Job
Pick out the lines in the listing below that contain the word "this" and copy them.
= = =
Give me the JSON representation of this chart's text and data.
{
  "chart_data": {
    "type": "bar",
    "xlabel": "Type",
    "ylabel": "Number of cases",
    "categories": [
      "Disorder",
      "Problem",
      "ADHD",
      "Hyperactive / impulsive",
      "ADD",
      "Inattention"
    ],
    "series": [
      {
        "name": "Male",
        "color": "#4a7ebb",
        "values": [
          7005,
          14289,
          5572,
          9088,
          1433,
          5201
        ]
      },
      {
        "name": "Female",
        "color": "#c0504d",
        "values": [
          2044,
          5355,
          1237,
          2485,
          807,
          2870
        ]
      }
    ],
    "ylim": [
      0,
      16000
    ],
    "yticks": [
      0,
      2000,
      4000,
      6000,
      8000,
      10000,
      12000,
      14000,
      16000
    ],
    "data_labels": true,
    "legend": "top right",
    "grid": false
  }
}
= = =
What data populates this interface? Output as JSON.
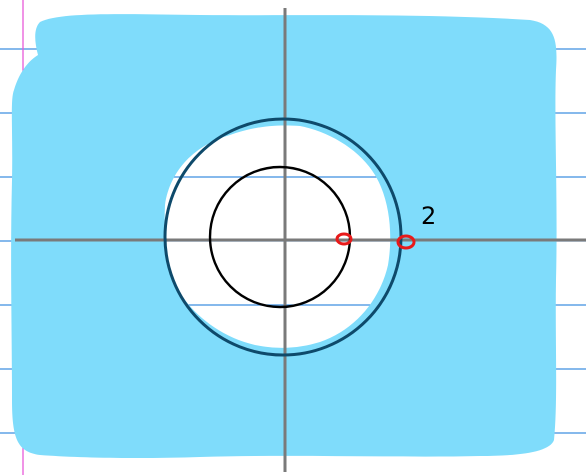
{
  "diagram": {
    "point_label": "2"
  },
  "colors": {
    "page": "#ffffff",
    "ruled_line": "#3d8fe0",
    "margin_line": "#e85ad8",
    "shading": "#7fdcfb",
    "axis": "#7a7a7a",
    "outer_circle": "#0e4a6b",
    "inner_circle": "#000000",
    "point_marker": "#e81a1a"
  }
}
= = =
Expected answer
Give me the JSON representation of this chart's text and data.
What data populates this interface? Output as JSON.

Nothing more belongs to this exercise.